• [TASK TO CARRY OUT] In the listing below, pick out lines with "VIETNAM".

>>>

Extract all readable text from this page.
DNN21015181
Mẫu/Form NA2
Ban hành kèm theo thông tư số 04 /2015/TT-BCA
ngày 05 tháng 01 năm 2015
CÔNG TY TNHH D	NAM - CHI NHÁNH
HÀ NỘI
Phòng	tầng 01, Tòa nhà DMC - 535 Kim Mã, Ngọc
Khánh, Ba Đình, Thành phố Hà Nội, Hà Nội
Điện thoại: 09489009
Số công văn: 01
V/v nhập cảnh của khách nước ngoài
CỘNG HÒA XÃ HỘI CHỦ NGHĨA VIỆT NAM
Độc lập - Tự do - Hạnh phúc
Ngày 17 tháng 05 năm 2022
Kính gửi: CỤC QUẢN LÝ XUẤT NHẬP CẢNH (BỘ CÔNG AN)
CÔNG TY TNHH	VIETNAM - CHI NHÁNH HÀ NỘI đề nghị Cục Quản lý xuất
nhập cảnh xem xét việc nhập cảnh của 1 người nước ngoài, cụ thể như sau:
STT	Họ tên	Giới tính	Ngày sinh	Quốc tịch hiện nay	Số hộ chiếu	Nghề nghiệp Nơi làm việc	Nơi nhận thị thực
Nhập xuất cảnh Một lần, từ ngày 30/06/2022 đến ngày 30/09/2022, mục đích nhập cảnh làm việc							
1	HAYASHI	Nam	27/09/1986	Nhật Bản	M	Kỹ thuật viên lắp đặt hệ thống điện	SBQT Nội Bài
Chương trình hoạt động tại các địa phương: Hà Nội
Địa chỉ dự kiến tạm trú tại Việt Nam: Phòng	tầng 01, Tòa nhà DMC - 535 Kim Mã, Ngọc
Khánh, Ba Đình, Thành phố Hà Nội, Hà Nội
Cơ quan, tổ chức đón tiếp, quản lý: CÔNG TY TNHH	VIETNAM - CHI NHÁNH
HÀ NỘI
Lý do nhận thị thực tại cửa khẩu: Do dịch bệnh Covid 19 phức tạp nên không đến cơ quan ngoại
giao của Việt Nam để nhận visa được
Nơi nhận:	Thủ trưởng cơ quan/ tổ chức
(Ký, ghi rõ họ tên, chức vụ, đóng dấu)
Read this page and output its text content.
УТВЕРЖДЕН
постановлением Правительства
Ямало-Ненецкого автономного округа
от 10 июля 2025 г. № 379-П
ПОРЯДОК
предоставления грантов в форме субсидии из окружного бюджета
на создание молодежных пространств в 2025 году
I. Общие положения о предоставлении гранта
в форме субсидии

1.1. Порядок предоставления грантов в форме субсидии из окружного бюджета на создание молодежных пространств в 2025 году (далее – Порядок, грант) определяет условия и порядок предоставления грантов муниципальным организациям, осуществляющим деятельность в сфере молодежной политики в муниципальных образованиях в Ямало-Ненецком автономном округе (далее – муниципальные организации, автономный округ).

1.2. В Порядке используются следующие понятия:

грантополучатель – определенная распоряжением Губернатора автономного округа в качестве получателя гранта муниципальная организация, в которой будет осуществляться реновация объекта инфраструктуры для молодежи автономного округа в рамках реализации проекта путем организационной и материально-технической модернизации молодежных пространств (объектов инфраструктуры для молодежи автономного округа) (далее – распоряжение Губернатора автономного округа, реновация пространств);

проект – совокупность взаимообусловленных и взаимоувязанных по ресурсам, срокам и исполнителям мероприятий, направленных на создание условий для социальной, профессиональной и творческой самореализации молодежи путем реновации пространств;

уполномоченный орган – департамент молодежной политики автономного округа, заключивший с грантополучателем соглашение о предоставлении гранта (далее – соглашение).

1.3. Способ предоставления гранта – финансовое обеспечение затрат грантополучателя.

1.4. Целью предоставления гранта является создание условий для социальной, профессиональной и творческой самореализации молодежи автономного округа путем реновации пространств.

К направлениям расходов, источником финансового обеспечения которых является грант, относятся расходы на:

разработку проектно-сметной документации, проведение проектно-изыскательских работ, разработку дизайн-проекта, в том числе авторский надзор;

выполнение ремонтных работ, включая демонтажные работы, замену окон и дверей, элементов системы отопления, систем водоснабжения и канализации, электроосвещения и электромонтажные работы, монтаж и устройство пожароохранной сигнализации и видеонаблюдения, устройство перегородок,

<<<

• [COMPLETE ANSWER]
CÔNG TY TNHH	VIETNAM - CHI NHÁNH HÀ NỘI đề nghị Cục Quản lý xuất
Cơ quan, tổ chức đón tiếp, quản lý: CÔNG TY TNHH	VIETNAM - CHI NHÁNH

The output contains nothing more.